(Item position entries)
────────────────

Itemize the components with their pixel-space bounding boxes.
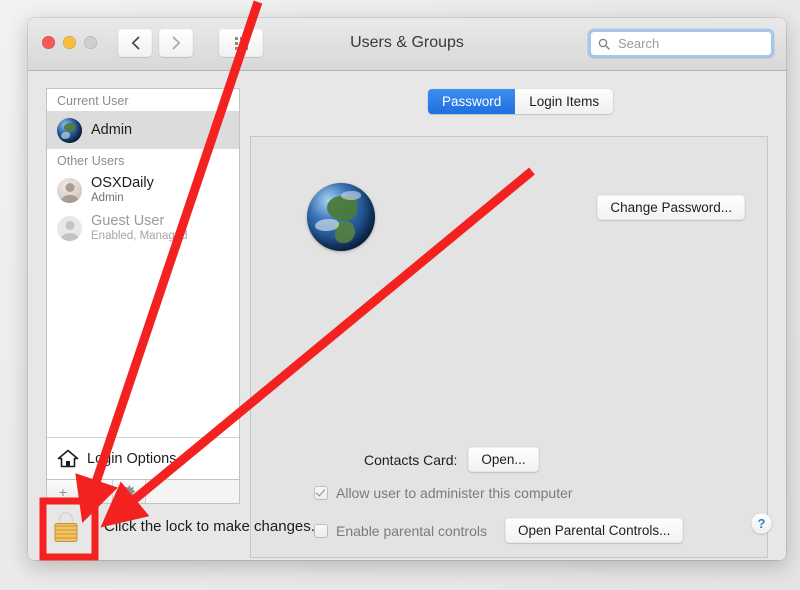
sidebar-item-admin[interactable]: Admin bbox=[47, 111, 239, 149]
administer-checkbox-label: Allow user to administer this computer bbox=[336, 485, 573, 501]
user-name-osxdaily: OSXDaily bbox=[91, 175, 154, 192]
group-header-current-user: Current User bbox=[57, 94, 129, 108]
users-sidebar: Current User Admin Other Users OSXDaily … bbox=[46, 88, 240, 480]
change-password-button[interactable]: Change Password... bbox=[597, 195, 745, 220]
sidebar-item-osxdaily[interactable]: OSXDaily Admin bbox=[47, 171, 239, 209]
group-header-other-users: Other Users bbox=[57, 154, 125, 168]
user-name-admin: Admin bbox=[91, 121, 133, 138]
user-name-guest-user: Guest User bbox=[91, 213, 165, 230]
lock-caption: Click the lock to make changes. bbox=[104, 518, 315, 535]
window-titlebar: Users & Groups bbox=[28, 18, 786, 71]
users-and-groups-window: Users & Groups Current User Admin Other … bbox=[28, 18, 786, 560]
search-field[interactable] bbox=[590, 31, 772, 56]
tab-password[interactable]: Password bbox=[428, 89, 516, 114]
user-subtitle-osxdaily: Admin bbox=[91, 191, 124, 204]
toolbar-filler bbox=[146, 480, 239, 503]
panel-tabs: Password Login Items bbox=[428, 89, 614, 114]
sidebar-item-login-options[interactable]: Login Options bbox=[47, 437, 239, 479]
panel-body: Change Password... Contacts Card: Open..… bbox=[250, 136, 768, 558]
account-panel: Password Login Items Change Password... … bbox=[250, 89, 768, 558]
remove-user-button[interactable]: − bbox=[80, 480, 113, 503]
gear-icon bbox=[122, 485, 135, 498]
contacts-card-row: Contacts Card: Open... bbox=[364, 447, 539, 472]
settings-gear-button[interactable] bbox=[113, 480, 146, 503]
avatar-osxdaily bbox=[57, 177, 82, 203]
search-input[interactable] bbox=[616, 35, 764, 52]
window-footer: Click the lock to make changes. ? bbox=[28, 503, 786, 560]
sidebar-item-guest-user[interactable]: Guest User Enabled, Managed bbox=[47, 209, 239, 247]
avatar-guest-user bbox=[57, 215, 82, 241]
lock-button[interactable] bbox=[48, 506, 84, 550]
help-button[interactable]: ? bbox=[751, 513, 772, 534]
administer-checkbox[interactable] bbox=[314, 486, 328, 500]
login-options-label: Login Options bbox=[87, 450, 177, 467]
add-user-button[interactable]: + bbox=[47, 480, 80, 503]
contacts-card-label: Contacts Card: bbox=[364, 451, 458, 468]
open-contacts-card-button[interactable]: Open... bbox=[468, 447, 539, 472]
user-subtitle-guest-user: Enabled, Managed bbox=[91, 229, 188, 242]
tab-login-items[interactable]: Login Items bbox=[515, 89, 614, 114]
search-icon bbox=[598, 38, 610, 50]
avatar-admin bbox=[57, 117, 82, 143]
account-picture[interactable] bbox=[307, 183, 375, 251]
lock-icon bbox=[54, 523, 78, 542]
globe-cloud-b bbox=[341, 191, 361, 200]
home-icon bbox=[57, 449, 79, 468]
administer-checkbox-row[interactable]: Allow user to administer this computer bbox=[314, 485, 573, 501]
sidebar-toolbar: + − bbox=[46, 480, 240, 504]
window-content: Current User Admin Other Users OSXDaily … bbox=[28, 71, 786, 560]
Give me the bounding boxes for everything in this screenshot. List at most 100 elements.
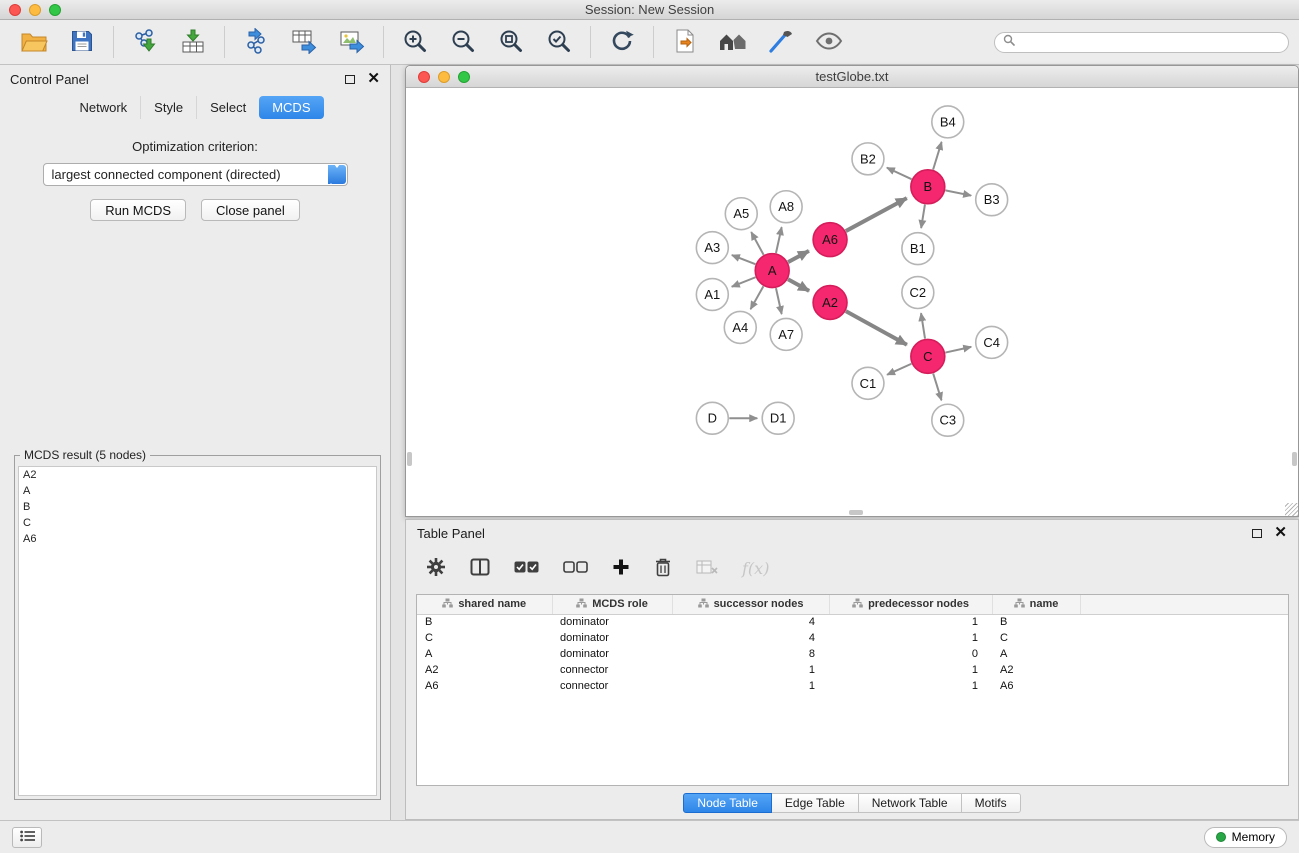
export-network-button[interactable] bbox=[238, 24, 274, 60]
tab-style[interactable]: Style bbox=[140, 96, 196, 119]
network-node-B4[interactable]: B4 bbox=[932, 106, 964, 138]
table-settings-button[interactable] bbox=[426, 557, 446, 580]
cell-successor-nodes[interactable]: 4 bbox=[672, 614, 829, 630]
import-network-button[interactable] bbox=[127, 24, 163, 60]
network-node-D[interactable]: D bbox=[696, 402, 728, 434]
mcds-result-item[interactable]: A bbox=[19, 483, 376, 499]
edge-A-A8[interactable] bbox=[776, 227, 782, 253]
network-node-C[interactable]: C bbox=[911, 339, 945, 373]
network-close-button[interactable] bbox=[418, 71, 430, 83]
minimize-window-button[interactable] bbox=[29, 4, 41, 16]
close-panel-icon[interactable]: ✕ bbox=[367, 74, 380, 84]
optimization-criterion-select[interactable]: largest connected component (directed) bbox=[43, 163, 348, 186]
export-image-button[interactable] bbox=[334, 24, 370, 60]
network-node-A6[interactable]: A6 bbox=[813, 223, 847, 257]
column-header-mcds-role[interactable]: MCDS role bbox=[552, 595, 672, 614]
close-table-panel-icon[interactable]: ✕ bbox=[1274, 528, 1287, 538]
overview-button[interactable] bbox=[811, 24, 847, 60]
zoom-out-button[interactable] bbox=[445, 24, 481, 60]
float-panel-icon[interactable] bbox=[345, 75, 355, 84]
run-mcds-button[interactable]: Run MCDS bbox=[90, 199, 186, 221]
float-table-panel-icon[interactable] bbox=[1252, 529, 1262, 538]
edge-A2-C[interactable] bbox=[846, 311, 907, 345]
column-header-predecessor-nodes[interactable]: predecessor nodes bbox=[829, 595, 992, 614]
memory-button[interactable]: Memory bbox=[1204, 827, 1287, 848]
table-row[interactable]: A2connector11A2 bbox=[417, 662, 1288, 678]
mcds-result-item[interactable]: A2 bbox=[19, 467, 376, 483]
select-all-button[interactable] bbox=[514, 561, 539, 576]
cell-name[interactable]: C bbox=[992, 630, 1080, 646]
mcds-result-item[interactable]: B bbox=[19, 499, 376, 515]
resize-grip[interactable] bbox=[1285, 503, 1298, 516]
cell-mcds-role[interactable]: dominator bbox=[552, 630, 672, 646]
network-node-B3[interactable]: B3 bbox=[976, 184, 1008, 216]
cell-mcds-role[interactable]: dominator bbox=[552, 646, 672, 662]
edge-A-A4[interactable] bbox=[751, 286, 764, 309]
task-history-button[interactable] bbox=[12, 827, 42, 848]
export-table-button[interactable] bbox=[286, 24, 322, 60]
cell-predecessor-nodes[interactable]: 1 bbox=[829, 662, 992, 678]
edge-A-A3[interactable] bbox=[732, 255, 756, 264]
network-node-B1[interactable]: B1 bbox=[902, 233, 934, 265]
column-header-name[interactable]: name bbox=[992, 595, 1080, 614]
edge-A-A6[interactable] bbox=[788, 251, 809, 262]
mcds-result-item[interactable]: C bbox=[19, 515, 376, 531]
tab-network[interactable]: Network bbox=[66, 96, 140, 119]
tab-node-table[interactable]: Node Table bbox=[683, 793, 772, 813]
cell-shared-name[interactable]: B bbox=[417, 614, 552, 630]
cell-predecessor-nodes[interactable]: 1 bbox=[829, 678, 992, 694]
open-session-button[interactable] bbox=[16, 24, 52, 60]
edge-A-A5[interactable] bbox=[751, 232, 763, 255]
cell-shared-name[interactable]: A bbox=[417, 646, 552, 662]
column-header-shared-name[interactable]: shared name bbox=[417, 595, 552, 614]
cell-name[interactable]: B bbox=[992, 614, 1080, 630]
cell-predecessor-nodes[interactable]: 1 bbox=[829, 630, 992, 646]
edge-C-C1[interactable] bbox=[887, 364, 911, 375]
edge-A6-B[interactable] bbox=[846, 198, 907, 231]
close-panel-button[interactable]: Close panel bbox=[201, 199, 300, 221]
tab-network-table[interactable]: Network Table bbox=[859, 793, 962, 813]
edge-A-A2[interactable] bbox=[788, 279, 809, 291]
edge-C-C3[interactable] bbox=[933, 374, 941, 401]
import-table-button[interactable] bbox=[175, 24, 211, 60]
cell-shared-name[interactable]: A6 bbox=[417, 678, 552, 694]
edge-B-B1[interactable] bbox=[921, 205, 925, 228]
cell-predecessor-nodes[interactable]: 0 bbox=[829, 646, 992, 662]
zoom-fit-button[interactable] bbox=[493, 24, 529, 60]
tab-edge-table[interactable]: Edge Table bbox=[772, 793, 859, 813]
cell-predecessor-nodes[interactable]: 1 bbox=[829, 614, 992, 630]
network-node-A1[interactable]: A1 bbox=[696, 279, 728, 311]
tab-mcds[interactable]: MCDS bbox=[259, 96, 323, 119]
network-zoom-button[interactable] bbox=[458, 71, 470, 83]
column-header-successor-nodes[interactable]: successor nodes bbox=[672, 595, 829, 614]
network-node-A5[interactable]: A5 bbox=[725, 198, 757, 230]
cell-mcds-role[interactable]: connector bbox=[552, 678, 672, 694]
deselect-all-button[interactable] bbox=[563, 561, 588, 576]
tab-motifs[interactable]: Motifs bbox=[962, 793, 1021, 813]
home-button[interactable] bbox=[715, 24, 751, 60]
delete-table-button[interactable] bbox=[696, 559, 718, 578]
network-node-A7[interactable]: A7 bbox=[770, 318, 802, 350]
close-window-button[interactable] bbox=[9, 4, 21, 16]
edge-B-B2[interactable] bbox=[887, 168, 912, 179]
zoom-in-button[interactable] bbox=[397, 24, 433, 60]
save-session-button[interactable] bbox=[64, 24, 100, 60]
network-node-A[interactable]: A bbox=[755, 254, 789, 288]
tab-select[interactable]: Select bbox=[196, 96, 259, 119]
function-builder-button[interactable]: f(x) bbox=[742, 559, 769, 578]
network-window-titlebar[interactable]: testGlobe.txt bbox=[406, 66, 1298, 88]
edge-B-B3[interactable] bbox=[945, 190, 971, 195]
search-input[interactable] bbox=[1020, 35, 1280, 49]
cell-shared-name[interactable]: C bbox=[417, 630, 552, 646]
cell-successor-nodes[interactable]: 1 bbox=[672, 678, 829, 694]
network-node-B[interactable]: B bbox=[911, 170, 945, 204]
cell-name[interactable]: A6 bbox=[992, 678, 1080, 694]
network-node-A2[interactable]: A2 bbox=[813, 286, 847, 320]
cell-successor-nodes[interactable]: 4 bbox=[672, 630, 829, 646]
node-table[interactable]: shared nameMCDS rolesuccessor nodesprede… bbox=[416, 594, 1289, 786]
cell-successor-nodes[interactable]: 8 bbox=[672, 646, 829, 662]
mcds-result-list[interactable]: A2ABCA6 bbox=[18, 466, 377, 796]
network-minimize-button[interactable] bbox=[438, 71, 450, 83]
table-row[interactable]: A6connector11A6 bbox=[417, 678, 1288, 694]
network-node-A4[interactable]: A4 bbox=[724, 311, 756, 343]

────────────────

> EXERCISE DETAILS
Put everything from the line containing "export-network-button[interactable] bbox=[238, 24, 274, 60]" down to the line containing "overview-button[interactable] bbox=[811, 24, 847, 60]", both included, into a numbered list, leaving out any blank lines.

> TASK RESULT
1. export-network-button[interactable] bbox=[238, 24, 274, 60]
2. tab-style[interactable]: Style bbox=[140, 96, 196, 119]
3. network-node-B4[interactable]: B4 bbox=[932, 106, 964, 138]
4. table-settings-button[interactable] bbox=[426, 557, 446, 580]
5. cell-successor-nodes[interactable]: 4 bbox=[672, 614, 829, 630]
6. import-network-button[interactable] bbox=[127, 24, 163, 60]
7. network-node-D[interactable]: D bbox=[696, 402, 728, 434]
8. mcds-result-item[interactable]: A bbox=[19, 483, 376, 499]
9. edge-A-A8[interactable] bbox=[776, 227, 782, 253]
10. network-node-C[interactable]: C bbox=[911, 339, 945, 373]
11. network-close-button[interactable] bbox=[418, 71, 430, 83]
12. minimize-window-button[interactable] bbox=[29, 4, 41, 16]
13. close-panel-icon[interactable]: ✕ bbox=[367, 74, 380, 84]
14. optimization-criterion-select[interactable]: largest connected component (directed) bbox=[43, 163, 348, 186]
15. export-image-button[interactable] bbox=[334, 24, 370, 60]
16. network-node-A6[interactable]: A6 bbox=[813, 223, 847, 257]
17. column-header-mcds-role[interactable]: MCDS role bbox=[552, 595, 672, 614]
18. close-table-panel-icon[interactable]: ✕ bbox=[1274, 528, 1287, 538]
19. overview-button[interactable] bbox=[811, 24, 847, 60]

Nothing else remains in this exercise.